What you should do => For each line that holds "Natural", copy the line out.
--- Start Dataset extract ---
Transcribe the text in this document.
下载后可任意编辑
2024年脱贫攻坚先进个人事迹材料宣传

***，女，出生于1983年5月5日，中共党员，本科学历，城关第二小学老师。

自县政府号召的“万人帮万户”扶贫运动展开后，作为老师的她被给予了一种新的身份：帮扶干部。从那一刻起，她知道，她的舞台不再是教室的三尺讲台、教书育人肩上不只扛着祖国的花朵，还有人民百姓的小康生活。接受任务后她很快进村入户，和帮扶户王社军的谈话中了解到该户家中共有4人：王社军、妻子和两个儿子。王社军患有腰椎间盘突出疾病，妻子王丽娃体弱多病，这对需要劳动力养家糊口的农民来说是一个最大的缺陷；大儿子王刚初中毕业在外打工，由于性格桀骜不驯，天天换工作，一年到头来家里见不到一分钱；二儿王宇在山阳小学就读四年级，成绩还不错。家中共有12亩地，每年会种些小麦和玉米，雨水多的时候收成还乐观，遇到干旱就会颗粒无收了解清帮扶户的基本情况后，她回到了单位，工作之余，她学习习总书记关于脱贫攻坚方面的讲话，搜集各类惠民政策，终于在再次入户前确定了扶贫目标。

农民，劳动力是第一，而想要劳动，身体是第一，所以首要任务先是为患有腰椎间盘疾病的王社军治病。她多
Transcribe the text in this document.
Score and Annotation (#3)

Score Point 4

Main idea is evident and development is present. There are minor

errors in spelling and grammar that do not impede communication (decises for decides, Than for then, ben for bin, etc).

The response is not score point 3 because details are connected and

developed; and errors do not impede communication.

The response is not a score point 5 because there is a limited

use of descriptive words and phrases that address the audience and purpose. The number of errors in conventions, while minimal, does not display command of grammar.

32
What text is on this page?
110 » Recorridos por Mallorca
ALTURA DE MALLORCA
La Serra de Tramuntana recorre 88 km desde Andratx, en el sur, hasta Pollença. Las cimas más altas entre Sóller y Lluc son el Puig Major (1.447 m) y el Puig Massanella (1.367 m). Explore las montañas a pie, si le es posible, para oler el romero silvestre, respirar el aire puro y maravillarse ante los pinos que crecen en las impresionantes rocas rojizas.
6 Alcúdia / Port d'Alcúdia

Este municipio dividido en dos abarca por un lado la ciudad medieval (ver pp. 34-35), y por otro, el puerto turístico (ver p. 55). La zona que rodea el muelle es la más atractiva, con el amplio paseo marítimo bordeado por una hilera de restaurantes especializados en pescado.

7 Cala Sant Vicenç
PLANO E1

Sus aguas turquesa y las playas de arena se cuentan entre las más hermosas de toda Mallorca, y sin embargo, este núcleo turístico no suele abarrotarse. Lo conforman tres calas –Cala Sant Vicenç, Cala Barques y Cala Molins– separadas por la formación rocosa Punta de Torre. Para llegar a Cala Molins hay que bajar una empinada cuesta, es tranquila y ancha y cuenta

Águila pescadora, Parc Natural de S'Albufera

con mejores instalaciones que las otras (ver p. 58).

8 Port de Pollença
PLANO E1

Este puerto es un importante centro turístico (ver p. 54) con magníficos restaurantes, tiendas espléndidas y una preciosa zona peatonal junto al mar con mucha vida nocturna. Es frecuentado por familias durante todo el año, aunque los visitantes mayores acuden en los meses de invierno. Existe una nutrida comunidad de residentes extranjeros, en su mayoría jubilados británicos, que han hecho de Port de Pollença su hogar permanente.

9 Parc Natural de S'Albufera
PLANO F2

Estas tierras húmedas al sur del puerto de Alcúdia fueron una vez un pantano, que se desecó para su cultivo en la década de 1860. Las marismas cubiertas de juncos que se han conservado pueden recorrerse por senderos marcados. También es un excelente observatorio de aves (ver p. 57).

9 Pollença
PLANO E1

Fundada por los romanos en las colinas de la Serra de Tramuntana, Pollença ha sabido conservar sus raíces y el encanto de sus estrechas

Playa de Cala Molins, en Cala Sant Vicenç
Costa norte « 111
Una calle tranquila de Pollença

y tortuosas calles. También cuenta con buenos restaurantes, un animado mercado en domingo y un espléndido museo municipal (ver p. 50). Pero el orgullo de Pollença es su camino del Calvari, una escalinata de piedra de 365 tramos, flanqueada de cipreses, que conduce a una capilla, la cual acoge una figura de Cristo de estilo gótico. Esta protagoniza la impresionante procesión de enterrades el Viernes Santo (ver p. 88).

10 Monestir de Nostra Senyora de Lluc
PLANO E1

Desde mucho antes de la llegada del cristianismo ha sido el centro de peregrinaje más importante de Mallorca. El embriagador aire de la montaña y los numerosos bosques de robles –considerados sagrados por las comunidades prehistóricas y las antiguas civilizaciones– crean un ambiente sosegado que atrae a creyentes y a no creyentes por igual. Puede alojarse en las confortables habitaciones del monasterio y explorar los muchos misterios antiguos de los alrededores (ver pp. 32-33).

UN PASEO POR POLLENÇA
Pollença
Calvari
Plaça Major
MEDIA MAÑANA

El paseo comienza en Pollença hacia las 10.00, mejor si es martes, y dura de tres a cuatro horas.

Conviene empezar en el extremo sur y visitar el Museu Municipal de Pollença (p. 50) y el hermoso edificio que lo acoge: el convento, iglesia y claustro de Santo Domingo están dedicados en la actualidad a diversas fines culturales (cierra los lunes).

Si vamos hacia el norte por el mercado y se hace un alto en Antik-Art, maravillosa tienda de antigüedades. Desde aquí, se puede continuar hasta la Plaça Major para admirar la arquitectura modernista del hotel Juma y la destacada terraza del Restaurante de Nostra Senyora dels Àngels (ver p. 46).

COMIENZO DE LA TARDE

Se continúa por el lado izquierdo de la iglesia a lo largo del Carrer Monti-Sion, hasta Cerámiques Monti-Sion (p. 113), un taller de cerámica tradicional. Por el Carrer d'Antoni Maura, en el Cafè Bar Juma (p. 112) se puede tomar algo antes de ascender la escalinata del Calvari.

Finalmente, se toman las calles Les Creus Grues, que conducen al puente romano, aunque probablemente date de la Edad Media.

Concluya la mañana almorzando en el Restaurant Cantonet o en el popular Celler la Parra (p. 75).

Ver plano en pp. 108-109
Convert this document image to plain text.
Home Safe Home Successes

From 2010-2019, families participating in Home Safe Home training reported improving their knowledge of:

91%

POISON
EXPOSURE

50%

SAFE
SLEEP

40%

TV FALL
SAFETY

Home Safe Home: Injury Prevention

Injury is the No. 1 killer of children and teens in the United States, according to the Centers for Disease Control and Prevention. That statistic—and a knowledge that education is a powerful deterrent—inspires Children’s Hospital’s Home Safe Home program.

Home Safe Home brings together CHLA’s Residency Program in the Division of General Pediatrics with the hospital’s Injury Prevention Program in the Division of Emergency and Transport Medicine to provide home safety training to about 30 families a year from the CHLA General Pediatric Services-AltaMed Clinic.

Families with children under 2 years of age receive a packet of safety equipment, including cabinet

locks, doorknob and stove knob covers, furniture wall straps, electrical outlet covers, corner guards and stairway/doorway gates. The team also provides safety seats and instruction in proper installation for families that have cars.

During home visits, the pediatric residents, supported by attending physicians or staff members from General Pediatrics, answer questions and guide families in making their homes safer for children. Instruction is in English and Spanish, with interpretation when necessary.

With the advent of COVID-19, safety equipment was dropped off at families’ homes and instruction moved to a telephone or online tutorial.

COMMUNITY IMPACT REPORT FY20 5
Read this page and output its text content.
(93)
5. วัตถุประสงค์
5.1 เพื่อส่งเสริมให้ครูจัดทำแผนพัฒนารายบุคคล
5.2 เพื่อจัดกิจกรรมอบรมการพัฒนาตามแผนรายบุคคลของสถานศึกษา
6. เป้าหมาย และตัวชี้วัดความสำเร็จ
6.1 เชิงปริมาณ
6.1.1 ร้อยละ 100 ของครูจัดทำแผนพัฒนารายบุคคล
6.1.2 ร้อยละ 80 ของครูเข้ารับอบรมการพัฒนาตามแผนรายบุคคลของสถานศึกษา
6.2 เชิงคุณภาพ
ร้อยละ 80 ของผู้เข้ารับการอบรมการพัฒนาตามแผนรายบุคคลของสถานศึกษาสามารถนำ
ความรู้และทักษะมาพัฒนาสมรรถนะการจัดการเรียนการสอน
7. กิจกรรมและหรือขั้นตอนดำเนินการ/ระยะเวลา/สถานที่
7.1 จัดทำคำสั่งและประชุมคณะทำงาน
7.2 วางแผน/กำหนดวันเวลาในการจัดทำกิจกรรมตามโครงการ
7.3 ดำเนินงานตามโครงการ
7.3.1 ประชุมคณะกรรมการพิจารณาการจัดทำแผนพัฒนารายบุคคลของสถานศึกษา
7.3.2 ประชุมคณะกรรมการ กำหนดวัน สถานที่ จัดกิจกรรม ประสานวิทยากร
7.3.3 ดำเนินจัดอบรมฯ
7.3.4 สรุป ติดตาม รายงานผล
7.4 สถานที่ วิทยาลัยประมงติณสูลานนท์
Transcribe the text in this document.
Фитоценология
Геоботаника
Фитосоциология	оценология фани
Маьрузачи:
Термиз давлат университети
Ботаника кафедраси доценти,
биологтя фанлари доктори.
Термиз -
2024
--- End Dataset extract ---
Task result =>
Águila pescadora, Parc Natural de S'Albufera
9 Parc Natural de S'Albufera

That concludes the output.